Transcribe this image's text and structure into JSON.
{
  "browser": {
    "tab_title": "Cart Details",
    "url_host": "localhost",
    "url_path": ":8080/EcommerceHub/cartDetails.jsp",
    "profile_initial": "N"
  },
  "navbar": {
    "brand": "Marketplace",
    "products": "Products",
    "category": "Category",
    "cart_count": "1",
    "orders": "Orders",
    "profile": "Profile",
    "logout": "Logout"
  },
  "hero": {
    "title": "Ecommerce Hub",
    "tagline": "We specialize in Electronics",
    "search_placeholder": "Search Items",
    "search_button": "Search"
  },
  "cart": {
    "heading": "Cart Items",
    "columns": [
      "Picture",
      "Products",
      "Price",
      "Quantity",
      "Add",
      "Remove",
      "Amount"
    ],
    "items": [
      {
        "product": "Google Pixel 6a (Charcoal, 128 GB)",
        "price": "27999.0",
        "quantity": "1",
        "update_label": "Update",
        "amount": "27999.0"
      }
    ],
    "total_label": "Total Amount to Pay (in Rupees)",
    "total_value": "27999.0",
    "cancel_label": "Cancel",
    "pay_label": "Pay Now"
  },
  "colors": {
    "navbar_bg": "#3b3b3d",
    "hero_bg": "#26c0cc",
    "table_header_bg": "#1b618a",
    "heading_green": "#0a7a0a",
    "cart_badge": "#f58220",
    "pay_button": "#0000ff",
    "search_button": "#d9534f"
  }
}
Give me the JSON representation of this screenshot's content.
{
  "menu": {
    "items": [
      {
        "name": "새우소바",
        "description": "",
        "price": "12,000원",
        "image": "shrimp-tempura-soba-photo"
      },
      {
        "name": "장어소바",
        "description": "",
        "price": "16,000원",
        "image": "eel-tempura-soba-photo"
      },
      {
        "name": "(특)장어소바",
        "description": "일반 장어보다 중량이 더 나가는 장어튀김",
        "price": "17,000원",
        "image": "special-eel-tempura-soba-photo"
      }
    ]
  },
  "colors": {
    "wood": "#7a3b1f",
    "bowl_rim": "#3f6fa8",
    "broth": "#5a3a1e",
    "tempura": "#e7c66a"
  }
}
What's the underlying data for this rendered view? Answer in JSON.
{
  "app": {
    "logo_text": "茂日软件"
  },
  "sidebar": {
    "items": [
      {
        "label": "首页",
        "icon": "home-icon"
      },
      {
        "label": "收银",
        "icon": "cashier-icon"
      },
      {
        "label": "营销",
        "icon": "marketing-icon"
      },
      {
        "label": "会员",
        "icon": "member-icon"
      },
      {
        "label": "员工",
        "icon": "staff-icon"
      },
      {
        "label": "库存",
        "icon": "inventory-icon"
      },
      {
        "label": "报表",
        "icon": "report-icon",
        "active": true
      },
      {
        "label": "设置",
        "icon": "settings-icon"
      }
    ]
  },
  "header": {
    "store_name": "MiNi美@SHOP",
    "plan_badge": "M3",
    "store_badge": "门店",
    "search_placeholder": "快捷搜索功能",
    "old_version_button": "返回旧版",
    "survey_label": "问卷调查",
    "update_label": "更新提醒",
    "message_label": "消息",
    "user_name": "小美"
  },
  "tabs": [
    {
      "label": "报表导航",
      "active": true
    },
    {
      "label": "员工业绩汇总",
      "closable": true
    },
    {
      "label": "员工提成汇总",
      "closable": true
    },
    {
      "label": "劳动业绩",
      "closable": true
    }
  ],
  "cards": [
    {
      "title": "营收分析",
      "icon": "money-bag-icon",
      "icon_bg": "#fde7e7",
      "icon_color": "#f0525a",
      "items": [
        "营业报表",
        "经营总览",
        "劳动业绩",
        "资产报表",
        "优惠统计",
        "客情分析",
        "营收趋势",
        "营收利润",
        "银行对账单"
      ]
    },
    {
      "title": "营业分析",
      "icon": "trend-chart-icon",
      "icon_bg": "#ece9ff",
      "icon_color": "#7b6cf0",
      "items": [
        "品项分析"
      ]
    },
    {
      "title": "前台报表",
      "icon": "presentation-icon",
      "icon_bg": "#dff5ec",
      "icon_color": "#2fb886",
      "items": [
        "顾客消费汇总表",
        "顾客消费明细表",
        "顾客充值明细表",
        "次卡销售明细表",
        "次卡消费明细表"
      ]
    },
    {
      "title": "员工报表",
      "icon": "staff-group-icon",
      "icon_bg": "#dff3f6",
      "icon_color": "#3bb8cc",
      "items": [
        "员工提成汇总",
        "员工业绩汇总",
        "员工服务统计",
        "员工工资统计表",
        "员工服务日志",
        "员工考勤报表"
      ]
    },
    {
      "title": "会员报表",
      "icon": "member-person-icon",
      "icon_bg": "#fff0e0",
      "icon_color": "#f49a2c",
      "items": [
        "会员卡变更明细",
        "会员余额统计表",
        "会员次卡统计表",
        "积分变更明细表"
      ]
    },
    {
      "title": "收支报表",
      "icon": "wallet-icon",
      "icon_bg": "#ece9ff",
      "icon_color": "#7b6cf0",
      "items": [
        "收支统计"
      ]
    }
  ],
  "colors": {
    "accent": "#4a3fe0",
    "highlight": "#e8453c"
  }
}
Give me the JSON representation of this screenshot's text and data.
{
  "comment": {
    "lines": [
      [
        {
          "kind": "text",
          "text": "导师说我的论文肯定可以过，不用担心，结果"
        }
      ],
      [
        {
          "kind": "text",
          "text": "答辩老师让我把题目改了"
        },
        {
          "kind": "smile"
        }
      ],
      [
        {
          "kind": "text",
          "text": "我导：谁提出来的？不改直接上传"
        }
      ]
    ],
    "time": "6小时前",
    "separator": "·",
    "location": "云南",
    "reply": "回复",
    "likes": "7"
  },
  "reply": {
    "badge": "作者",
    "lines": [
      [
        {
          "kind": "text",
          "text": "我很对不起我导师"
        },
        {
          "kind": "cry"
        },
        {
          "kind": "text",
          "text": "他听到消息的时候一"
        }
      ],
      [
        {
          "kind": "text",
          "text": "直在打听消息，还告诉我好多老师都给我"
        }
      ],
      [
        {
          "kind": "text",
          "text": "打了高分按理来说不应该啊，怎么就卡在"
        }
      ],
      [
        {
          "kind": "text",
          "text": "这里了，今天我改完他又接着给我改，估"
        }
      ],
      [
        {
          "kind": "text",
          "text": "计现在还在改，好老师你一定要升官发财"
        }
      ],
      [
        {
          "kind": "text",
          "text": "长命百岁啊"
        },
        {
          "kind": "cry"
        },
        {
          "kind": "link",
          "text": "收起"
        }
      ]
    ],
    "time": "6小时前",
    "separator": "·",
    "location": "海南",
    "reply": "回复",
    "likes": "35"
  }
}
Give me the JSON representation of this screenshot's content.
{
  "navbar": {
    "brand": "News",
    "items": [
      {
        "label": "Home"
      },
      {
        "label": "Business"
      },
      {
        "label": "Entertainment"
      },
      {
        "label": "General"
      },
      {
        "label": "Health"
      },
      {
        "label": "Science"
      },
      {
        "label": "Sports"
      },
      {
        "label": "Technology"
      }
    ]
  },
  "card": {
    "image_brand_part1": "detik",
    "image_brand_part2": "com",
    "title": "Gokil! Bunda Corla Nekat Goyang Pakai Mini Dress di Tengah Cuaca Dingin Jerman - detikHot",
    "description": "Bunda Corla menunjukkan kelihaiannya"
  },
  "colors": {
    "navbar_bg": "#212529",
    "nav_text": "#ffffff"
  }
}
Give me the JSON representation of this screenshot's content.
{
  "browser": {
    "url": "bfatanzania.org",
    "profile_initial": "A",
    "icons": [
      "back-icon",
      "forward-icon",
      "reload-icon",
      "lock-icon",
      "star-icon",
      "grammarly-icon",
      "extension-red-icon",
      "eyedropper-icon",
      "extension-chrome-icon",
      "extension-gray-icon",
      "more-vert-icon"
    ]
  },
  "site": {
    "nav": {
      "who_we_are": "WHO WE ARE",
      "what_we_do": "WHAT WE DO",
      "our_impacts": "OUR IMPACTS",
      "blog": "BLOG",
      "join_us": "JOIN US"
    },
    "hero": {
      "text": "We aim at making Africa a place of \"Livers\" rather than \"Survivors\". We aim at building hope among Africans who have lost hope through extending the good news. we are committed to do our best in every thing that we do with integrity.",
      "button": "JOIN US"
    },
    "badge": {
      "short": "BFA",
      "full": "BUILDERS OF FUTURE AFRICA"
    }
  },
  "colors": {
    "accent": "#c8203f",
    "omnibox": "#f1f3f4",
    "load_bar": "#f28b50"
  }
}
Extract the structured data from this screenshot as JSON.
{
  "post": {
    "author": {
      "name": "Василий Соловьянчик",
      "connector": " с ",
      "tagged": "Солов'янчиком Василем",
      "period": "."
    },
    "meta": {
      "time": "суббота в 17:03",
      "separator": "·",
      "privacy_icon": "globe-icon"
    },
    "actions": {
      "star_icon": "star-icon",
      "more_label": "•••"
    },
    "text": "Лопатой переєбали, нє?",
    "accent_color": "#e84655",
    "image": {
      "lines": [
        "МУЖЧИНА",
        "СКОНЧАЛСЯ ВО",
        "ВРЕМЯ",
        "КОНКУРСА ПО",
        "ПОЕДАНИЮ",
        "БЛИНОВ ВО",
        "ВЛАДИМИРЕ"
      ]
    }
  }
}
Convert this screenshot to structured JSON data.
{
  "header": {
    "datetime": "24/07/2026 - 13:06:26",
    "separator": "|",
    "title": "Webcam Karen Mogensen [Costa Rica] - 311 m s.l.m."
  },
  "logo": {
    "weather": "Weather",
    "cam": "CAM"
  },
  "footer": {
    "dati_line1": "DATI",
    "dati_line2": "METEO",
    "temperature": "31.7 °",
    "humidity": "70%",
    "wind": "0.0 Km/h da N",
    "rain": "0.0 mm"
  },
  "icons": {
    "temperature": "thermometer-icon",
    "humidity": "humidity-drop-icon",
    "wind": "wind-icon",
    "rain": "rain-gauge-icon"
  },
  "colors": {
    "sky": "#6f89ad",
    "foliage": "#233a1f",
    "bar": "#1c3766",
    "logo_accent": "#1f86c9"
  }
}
·····
Search the preceding listing for "separator" and extract every line where it is found.

    "separator": "·",
    "separator": "·",
      "separator": "·",
    "separator": "|",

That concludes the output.